_EXERCISE BRIEF_. Scan the lines below for the string "marker" and report how many lines contain it, giving only the number.

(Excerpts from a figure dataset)

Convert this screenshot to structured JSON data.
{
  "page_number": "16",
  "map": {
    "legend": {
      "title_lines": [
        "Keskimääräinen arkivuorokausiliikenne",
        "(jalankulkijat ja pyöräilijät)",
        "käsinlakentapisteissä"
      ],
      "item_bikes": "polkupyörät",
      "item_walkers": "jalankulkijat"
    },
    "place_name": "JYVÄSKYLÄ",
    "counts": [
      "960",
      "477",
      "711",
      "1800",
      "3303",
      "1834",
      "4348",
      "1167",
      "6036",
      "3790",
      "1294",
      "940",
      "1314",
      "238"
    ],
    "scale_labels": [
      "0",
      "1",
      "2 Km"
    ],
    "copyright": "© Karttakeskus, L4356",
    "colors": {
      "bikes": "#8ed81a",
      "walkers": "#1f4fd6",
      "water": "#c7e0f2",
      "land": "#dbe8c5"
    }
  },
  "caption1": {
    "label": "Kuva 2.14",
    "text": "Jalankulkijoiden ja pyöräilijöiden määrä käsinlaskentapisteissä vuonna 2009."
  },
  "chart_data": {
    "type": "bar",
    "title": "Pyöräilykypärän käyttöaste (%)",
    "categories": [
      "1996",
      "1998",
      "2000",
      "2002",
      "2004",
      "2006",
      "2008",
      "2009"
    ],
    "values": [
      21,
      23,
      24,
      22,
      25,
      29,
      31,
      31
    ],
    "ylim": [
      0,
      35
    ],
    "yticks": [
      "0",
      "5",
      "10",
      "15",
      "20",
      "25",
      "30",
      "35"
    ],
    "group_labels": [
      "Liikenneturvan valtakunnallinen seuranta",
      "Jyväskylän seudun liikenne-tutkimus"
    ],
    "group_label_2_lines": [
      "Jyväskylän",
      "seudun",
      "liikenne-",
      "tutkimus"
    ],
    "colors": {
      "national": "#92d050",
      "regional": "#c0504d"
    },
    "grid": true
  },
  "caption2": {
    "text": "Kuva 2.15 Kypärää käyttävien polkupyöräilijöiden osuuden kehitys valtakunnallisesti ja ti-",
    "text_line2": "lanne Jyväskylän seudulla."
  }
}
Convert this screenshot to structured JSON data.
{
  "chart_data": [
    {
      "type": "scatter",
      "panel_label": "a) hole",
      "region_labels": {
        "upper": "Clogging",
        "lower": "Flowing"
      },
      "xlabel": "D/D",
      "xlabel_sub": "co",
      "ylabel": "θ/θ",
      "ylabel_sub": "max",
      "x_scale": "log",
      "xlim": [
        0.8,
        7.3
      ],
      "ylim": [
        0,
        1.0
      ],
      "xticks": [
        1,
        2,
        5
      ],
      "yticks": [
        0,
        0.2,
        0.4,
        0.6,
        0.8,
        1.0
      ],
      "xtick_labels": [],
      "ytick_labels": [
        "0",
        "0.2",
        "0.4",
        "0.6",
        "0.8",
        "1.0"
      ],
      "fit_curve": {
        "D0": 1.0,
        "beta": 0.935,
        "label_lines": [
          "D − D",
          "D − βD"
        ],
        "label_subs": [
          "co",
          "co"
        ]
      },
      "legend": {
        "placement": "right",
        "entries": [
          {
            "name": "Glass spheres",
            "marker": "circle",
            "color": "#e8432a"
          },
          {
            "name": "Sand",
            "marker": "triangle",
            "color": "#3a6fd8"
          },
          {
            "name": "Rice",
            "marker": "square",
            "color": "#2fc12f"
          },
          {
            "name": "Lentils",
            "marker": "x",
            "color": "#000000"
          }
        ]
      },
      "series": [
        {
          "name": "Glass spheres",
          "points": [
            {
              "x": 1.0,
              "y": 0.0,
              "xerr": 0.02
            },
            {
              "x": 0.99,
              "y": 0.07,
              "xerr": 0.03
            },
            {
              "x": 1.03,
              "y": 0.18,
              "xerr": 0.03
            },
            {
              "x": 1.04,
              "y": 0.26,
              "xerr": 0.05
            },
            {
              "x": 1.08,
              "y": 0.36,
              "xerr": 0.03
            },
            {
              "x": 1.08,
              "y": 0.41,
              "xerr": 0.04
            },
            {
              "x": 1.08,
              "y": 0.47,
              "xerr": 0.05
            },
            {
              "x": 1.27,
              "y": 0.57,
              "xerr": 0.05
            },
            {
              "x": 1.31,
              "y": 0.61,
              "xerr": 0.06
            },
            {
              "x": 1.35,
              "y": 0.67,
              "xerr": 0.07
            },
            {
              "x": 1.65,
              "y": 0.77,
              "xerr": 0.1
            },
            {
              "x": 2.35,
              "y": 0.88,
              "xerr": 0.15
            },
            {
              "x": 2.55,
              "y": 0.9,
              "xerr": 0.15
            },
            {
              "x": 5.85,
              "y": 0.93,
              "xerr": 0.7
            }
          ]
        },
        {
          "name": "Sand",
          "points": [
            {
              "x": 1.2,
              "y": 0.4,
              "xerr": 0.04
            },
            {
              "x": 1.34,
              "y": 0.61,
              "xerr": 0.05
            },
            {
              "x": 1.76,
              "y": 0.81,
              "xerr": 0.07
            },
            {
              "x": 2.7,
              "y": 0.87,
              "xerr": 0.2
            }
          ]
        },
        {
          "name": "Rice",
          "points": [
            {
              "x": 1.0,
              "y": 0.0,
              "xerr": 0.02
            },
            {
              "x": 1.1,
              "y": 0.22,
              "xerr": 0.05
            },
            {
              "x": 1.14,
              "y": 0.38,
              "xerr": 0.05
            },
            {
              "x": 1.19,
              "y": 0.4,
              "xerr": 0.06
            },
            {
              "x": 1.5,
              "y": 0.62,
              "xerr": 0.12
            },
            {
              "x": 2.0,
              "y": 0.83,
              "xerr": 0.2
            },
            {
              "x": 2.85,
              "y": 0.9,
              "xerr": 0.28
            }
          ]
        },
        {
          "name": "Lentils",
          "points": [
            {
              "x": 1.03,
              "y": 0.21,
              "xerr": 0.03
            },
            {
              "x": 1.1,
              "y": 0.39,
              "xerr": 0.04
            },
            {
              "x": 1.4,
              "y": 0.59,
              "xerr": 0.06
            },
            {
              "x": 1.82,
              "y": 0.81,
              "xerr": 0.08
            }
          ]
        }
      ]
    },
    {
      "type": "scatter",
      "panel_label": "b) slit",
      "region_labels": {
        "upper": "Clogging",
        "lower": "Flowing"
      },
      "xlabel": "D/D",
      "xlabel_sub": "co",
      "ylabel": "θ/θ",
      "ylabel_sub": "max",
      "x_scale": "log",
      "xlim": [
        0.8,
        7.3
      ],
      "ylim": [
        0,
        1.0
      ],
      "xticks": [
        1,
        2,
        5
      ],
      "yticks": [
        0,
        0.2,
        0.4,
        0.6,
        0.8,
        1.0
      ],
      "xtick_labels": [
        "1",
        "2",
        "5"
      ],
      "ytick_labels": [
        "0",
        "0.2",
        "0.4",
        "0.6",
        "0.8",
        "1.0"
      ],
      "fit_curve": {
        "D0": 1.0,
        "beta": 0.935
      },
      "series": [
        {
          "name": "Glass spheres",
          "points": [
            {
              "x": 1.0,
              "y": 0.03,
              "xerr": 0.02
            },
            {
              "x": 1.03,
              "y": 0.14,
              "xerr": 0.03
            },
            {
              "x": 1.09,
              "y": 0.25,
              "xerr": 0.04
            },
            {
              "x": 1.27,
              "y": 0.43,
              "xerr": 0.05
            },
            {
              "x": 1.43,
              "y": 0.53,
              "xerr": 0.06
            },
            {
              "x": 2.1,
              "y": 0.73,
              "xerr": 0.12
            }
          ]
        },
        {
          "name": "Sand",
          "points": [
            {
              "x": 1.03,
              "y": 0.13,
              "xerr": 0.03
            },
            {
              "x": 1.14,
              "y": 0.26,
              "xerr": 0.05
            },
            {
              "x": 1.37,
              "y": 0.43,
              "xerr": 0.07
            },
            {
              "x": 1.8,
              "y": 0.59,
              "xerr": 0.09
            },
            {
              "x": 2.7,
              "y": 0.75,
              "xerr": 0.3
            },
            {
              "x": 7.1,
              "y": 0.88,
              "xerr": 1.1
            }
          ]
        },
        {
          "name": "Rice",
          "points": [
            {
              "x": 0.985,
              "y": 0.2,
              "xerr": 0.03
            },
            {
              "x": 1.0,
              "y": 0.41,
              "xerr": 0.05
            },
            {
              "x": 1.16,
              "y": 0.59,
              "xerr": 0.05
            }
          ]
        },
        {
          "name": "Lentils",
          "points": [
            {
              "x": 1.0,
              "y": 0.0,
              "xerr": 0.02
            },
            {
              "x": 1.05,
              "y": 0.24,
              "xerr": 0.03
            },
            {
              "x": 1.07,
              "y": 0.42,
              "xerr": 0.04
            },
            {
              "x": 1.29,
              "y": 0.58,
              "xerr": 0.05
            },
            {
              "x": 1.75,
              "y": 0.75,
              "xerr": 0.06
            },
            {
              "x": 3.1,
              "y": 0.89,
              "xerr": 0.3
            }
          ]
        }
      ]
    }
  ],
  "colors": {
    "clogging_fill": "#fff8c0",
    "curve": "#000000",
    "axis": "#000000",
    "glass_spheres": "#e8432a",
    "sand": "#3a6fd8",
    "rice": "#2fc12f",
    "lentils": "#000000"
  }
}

_EXERCISE ANSWER_. 4